_Task to carry out_
Read the records below and copy each line that contains "JSON".

** START Input **

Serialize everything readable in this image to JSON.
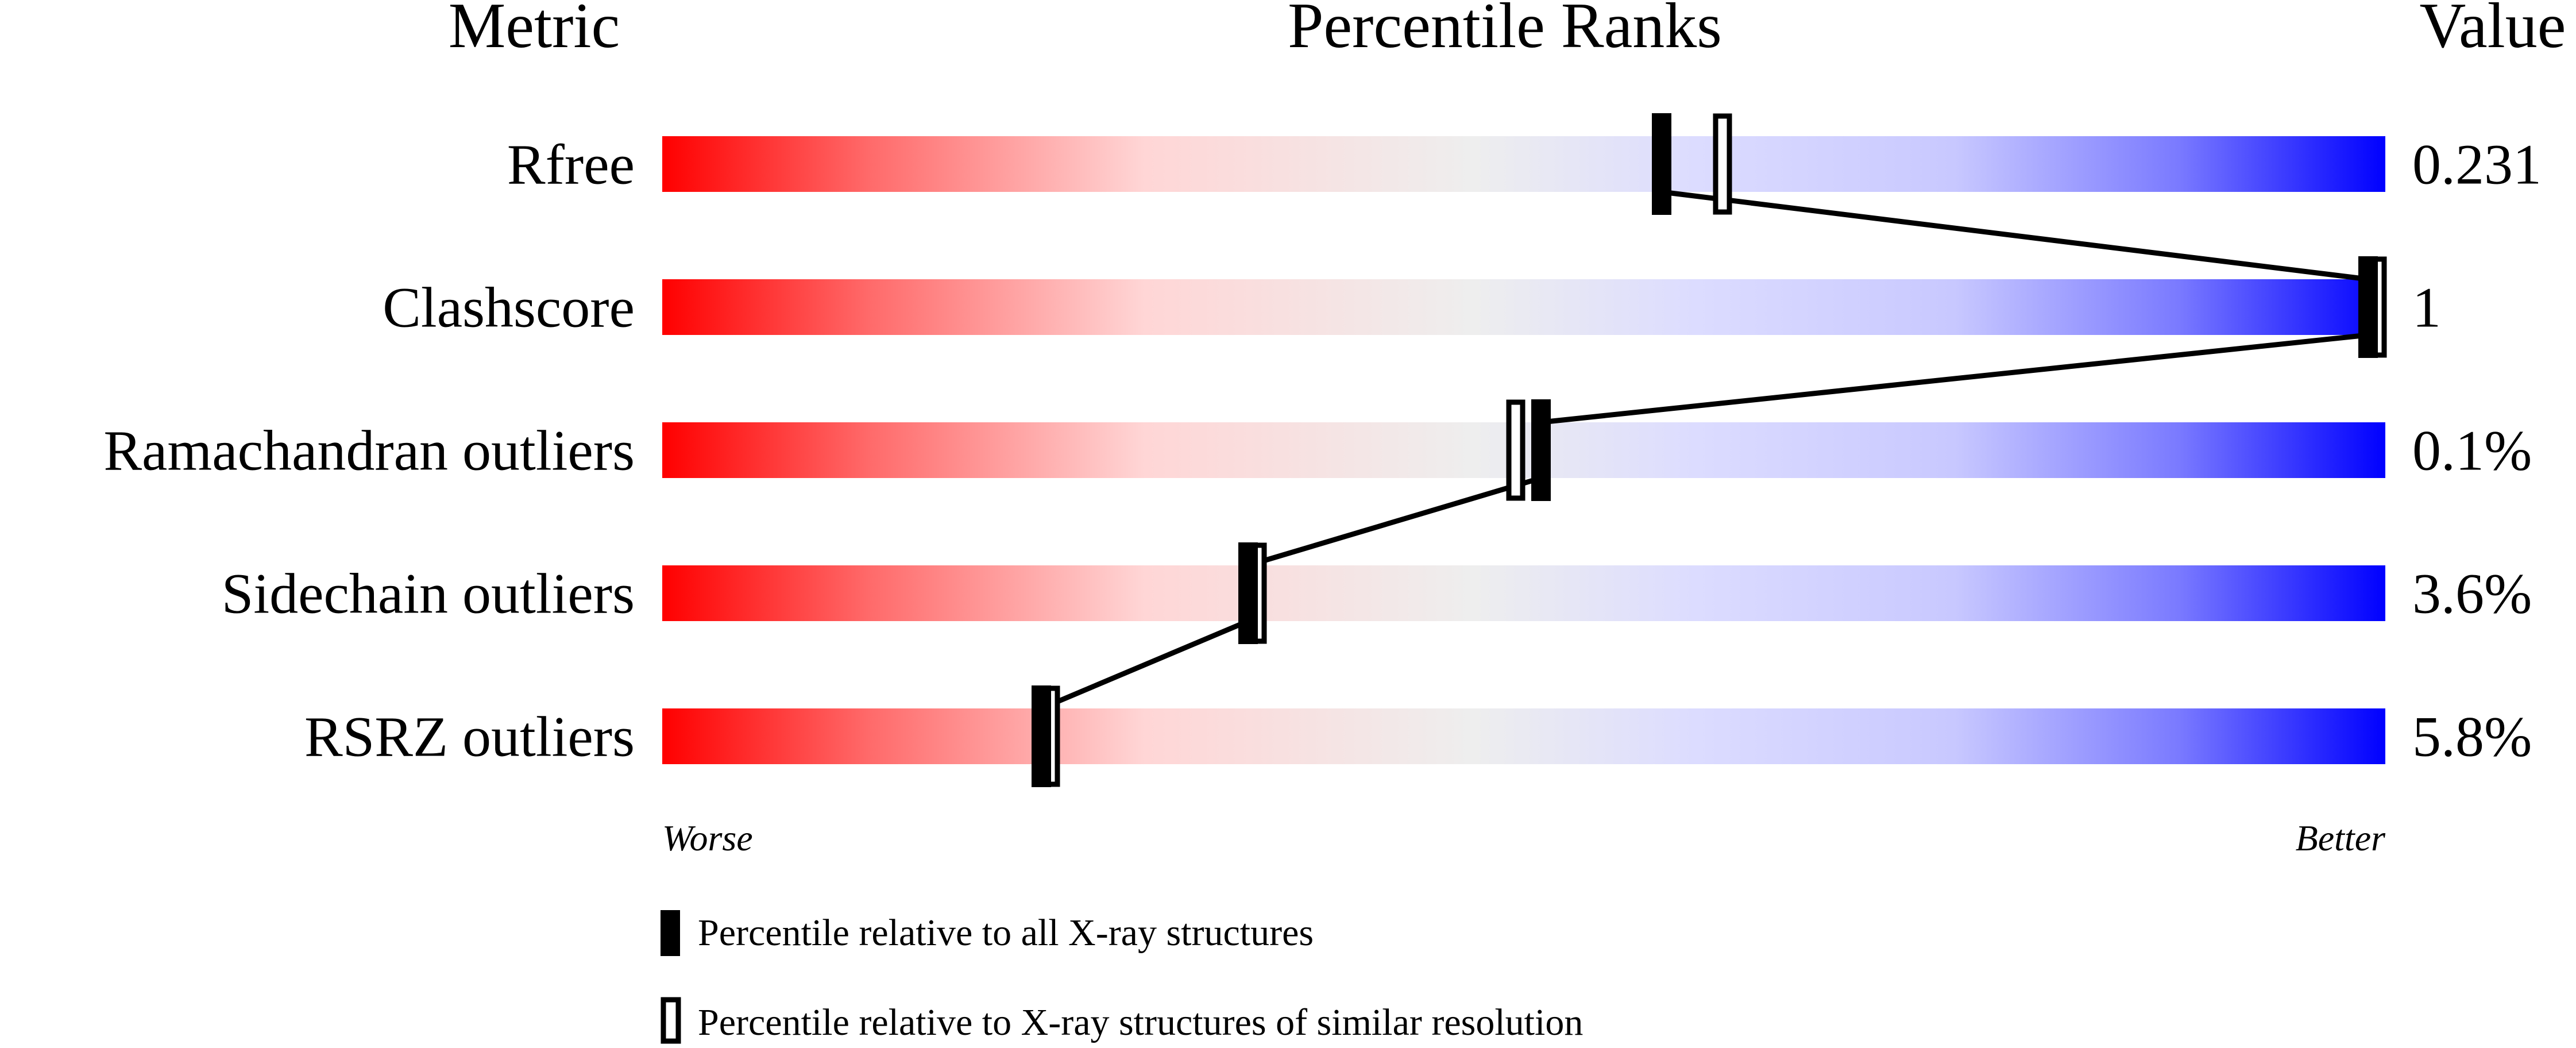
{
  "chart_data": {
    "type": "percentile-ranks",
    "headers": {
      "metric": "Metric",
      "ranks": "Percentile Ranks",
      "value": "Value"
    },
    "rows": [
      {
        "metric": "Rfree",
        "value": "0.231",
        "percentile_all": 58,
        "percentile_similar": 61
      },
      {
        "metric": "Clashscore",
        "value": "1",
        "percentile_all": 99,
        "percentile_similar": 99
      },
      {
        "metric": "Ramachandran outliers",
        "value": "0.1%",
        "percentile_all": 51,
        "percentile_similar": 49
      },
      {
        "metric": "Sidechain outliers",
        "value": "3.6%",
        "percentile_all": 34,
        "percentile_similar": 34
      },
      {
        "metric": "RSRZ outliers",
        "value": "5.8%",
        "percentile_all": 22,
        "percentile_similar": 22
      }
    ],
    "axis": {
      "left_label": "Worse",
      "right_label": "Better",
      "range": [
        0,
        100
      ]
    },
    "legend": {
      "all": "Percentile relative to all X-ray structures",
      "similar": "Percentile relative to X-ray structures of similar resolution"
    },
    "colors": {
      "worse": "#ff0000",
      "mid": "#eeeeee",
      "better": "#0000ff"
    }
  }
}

** END Input **
** START Input **

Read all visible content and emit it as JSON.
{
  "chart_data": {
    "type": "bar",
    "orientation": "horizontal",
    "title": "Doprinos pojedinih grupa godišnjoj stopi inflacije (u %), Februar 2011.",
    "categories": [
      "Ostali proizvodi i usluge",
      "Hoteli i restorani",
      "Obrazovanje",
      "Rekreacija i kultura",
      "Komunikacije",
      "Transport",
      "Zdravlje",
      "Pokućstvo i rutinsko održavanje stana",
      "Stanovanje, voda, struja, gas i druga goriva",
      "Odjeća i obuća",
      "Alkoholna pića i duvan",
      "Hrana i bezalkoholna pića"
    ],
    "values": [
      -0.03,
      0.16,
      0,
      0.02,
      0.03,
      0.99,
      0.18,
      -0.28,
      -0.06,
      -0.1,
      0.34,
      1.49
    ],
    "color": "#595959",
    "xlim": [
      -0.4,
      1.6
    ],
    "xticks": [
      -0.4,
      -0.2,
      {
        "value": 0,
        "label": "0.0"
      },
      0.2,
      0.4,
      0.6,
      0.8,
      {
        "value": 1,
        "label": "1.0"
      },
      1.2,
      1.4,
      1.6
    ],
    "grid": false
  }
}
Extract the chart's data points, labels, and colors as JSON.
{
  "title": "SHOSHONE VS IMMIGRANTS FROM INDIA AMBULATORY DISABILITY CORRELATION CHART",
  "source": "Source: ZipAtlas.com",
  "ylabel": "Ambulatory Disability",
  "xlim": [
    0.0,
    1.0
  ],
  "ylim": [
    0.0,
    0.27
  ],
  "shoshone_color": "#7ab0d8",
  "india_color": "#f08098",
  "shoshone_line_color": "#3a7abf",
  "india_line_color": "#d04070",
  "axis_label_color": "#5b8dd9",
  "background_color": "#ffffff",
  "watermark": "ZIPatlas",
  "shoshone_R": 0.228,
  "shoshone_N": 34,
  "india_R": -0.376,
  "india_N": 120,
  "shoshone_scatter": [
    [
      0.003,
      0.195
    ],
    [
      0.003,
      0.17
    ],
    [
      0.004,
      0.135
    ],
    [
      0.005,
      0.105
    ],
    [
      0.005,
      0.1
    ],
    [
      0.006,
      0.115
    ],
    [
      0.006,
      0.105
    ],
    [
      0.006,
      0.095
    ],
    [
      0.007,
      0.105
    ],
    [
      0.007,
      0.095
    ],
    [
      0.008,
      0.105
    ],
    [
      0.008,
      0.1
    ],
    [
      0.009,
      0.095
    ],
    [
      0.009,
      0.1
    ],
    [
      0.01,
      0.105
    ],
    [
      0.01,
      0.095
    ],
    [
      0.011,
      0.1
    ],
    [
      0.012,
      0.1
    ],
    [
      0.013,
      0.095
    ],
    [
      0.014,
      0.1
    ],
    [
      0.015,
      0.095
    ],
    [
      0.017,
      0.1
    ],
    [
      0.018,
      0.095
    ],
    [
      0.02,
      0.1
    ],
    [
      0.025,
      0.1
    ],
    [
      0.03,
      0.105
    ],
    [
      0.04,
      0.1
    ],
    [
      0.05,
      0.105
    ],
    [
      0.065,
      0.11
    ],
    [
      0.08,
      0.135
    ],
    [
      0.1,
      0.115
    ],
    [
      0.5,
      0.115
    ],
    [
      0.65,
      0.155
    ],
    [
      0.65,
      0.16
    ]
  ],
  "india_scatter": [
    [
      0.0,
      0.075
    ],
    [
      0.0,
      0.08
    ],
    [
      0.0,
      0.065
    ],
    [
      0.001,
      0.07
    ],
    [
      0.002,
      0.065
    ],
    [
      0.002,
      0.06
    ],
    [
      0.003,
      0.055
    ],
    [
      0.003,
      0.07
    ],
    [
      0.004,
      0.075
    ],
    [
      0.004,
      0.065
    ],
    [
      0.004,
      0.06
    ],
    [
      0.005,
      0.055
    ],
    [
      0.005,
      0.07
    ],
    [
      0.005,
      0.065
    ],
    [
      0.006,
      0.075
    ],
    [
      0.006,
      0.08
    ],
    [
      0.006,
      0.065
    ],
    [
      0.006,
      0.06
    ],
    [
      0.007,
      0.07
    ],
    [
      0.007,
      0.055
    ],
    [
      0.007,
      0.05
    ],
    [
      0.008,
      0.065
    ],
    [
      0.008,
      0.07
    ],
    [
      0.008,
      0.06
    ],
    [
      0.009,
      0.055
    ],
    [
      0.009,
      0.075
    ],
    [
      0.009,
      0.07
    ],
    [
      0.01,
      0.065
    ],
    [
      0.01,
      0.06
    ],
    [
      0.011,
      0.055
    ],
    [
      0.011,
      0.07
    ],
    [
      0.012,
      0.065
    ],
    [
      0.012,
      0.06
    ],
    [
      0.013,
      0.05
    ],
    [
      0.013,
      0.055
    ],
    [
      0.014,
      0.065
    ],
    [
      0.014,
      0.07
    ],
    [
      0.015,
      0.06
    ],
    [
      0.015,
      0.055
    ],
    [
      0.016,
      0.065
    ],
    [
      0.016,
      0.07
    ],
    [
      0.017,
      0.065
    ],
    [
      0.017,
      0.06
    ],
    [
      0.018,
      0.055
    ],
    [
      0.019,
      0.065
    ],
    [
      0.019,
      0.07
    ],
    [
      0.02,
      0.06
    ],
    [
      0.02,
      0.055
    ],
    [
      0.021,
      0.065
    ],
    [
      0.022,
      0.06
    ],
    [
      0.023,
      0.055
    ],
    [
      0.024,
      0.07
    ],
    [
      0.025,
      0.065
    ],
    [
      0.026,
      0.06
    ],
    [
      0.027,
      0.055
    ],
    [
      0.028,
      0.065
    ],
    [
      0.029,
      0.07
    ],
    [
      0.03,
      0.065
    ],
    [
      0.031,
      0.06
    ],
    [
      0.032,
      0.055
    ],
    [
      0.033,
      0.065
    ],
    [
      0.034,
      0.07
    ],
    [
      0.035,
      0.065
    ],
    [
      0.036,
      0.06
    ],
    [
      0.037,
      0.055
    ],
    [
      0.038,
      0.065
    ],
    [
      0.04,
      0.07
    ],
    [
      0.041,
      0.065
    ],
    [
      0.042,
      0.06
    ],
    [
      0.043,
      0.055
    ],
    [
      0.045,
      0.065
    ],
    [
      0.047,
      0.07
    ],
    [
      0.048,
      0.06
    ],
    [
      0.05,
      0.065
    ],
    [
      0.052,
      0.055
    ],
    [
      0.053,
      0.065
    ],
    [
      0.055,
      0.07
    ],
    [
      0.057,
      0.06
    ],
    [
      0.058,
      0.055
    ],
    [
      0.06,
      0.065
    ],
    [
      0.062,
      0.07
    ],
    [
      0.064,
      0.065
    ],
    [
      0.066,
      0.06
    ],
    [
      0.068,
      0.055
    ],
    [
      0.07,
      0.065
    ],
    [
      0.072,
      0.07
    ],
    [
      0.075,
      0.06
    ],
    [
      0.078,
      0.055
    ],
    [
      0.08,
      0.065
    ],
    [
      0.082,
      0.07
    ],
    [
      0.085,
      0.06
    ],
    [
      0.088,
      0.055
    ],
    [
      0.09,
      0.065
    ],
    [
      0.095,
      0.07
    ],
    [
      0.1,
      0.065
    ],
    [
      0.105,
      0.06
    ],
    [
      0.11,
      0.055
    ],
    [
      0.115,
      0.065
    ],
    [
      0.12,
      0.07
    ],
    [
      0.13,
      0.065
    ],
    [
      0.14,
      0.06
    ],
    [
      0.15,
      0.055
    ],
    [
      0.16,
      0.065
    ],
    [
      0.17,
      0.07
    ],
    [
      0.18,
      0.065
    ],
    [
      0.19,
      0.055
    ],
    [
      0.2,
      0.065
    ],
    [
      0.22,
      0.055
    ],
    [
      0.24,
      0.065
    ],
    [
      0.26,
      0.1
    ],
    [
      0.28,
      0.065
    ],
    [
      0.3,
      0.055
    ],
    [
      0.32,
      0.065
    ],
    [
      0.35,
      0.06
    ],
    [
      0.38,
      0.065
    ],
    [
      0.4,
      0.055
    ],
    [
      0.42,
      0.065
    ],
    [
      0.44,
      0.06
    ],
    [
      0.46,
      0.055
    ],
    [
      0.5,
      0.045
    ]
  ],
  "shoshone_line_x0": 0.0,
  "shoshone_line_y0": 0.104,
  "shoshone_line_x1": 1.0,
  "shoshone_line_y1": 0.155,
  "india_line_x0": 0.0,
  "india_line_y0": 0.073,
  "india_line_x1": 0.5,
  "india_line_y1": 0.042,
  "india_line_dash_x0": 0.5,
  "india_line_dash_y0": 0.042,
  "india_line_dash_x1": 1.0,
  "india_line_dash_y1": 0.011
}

** END Input **

_Exercise answer_
Serialize everything readable in this image to JSON.
Read all visible content and emit it as JSON.
Extract the chart's data points, labels, and colors as JSON.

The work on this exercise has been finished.